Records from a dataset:
◆ ◆ ◆ ◆

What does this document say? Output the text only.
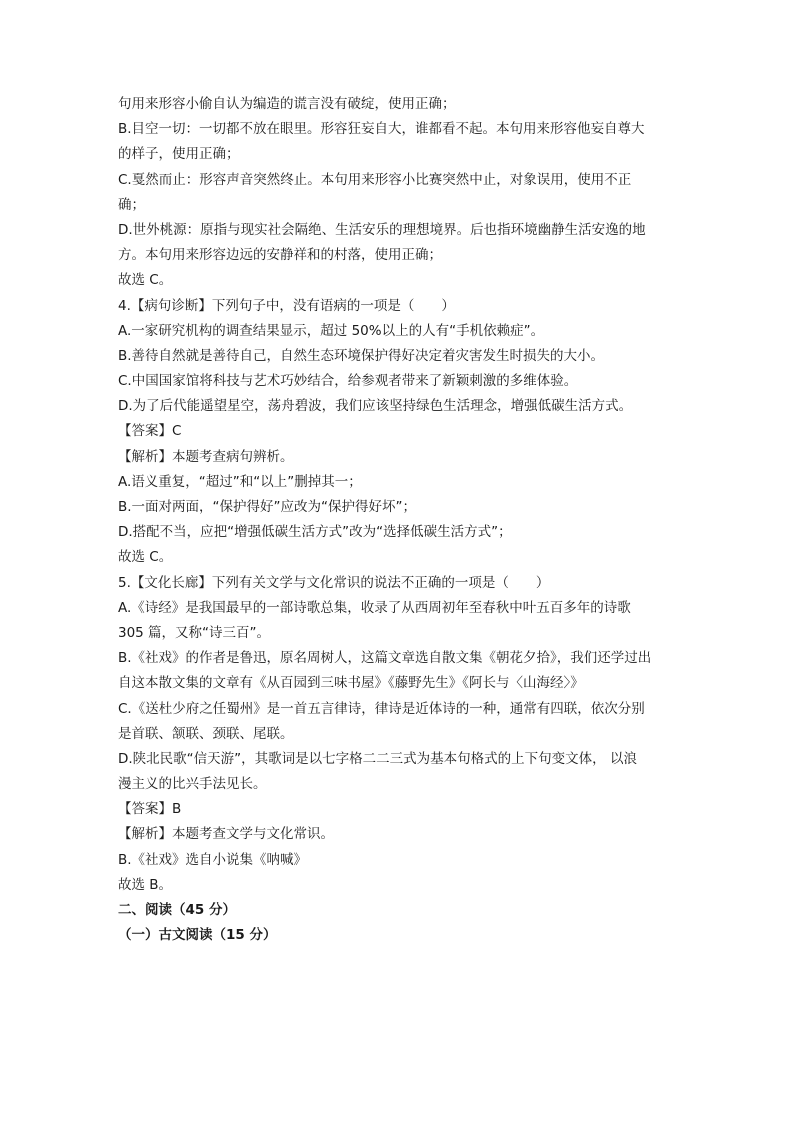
句用来形容小偷自认为编造的谎言没有破绽，使用正确；
B.目空一切：一切都不放在眼里。形容狂妄自大，谁都看不起。本句用来形容他妄自尊大
的样子，使用正确；
C.戛然而止：形容声音突然终止。本句用来形容小比赛突然中止，对象误用，使用不正
确；
D.世外桃源：原指与现实社会隔绝、生活安乐的理想境界。后也指环境幽静生活安逸的地
方。本句用来形容边远的安静祥和的村落，使用正确；
故选 C。
4.【病句诊断】下列句子中，没有语病的一项是（　　）
A.一家研究机构的调查结果显示，超过 50%以上的人有“手机依赖症”。
B.善待自然就是善待自己，自然生态环境保护得好决定着灾害发生时损失的大小。
C.中国国家馆将科技与艺术巧妙结合，给参观者带来了新颖刺激的多维体验。
D.为了后代能遥望星空，荡舟碧波，我们应该坚持绿色生活理念，增强低碳生活方式。
【答案】C
【解析】本题考查病句辨析。
A.语义重复，“超过”和“以上”删掉其一；
B.一面对两面，“保护得好”应改为“保护得好坏”；
D.搭配不当，应把“增强低碳生活方式”改为“选择低碳生活方式”；
故选 C。
5.【文化长廊】下列有关文学与文化常识的说法不正确的一项是（　　）
A.《诗经》是我国最早的一部诗歌总集，收录了从西周初年至春秋中叶五百多年的诗歌
305 篇，又称“诗三百”。
B.《社戏》的作者是鲁迅，原名周树人，这篇文章选自散文集《朝花夕拾》，我们还学过出
自这本散文集的文章有《从百园到三味书屋》《藤野先生》《阿长与〈山海经〉》
C.《送杜少府之任蜀州》是一首五言律诗，律诗是近体诗的一种，通常有四联，依次分别
是首联、颔联、颈联、尾联。
D.陕北民歌“信天游”，其歌词是以七字格二二三式为基本句格式的上下句变文体， 以浪
漫主义的比兴手法见长。
【答案】B
【解析】本题考查文学与文化常识。
B.《社戏》选自小说集《呐喊》
故选 B。
二、阅读（45 分）
（一）古文阅读（15 分）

◆ ◆ ◆ ◆

Tally every line of the listing that holds the string "使用正确", then give the number by itself.

COMPLETE ANSWER:
3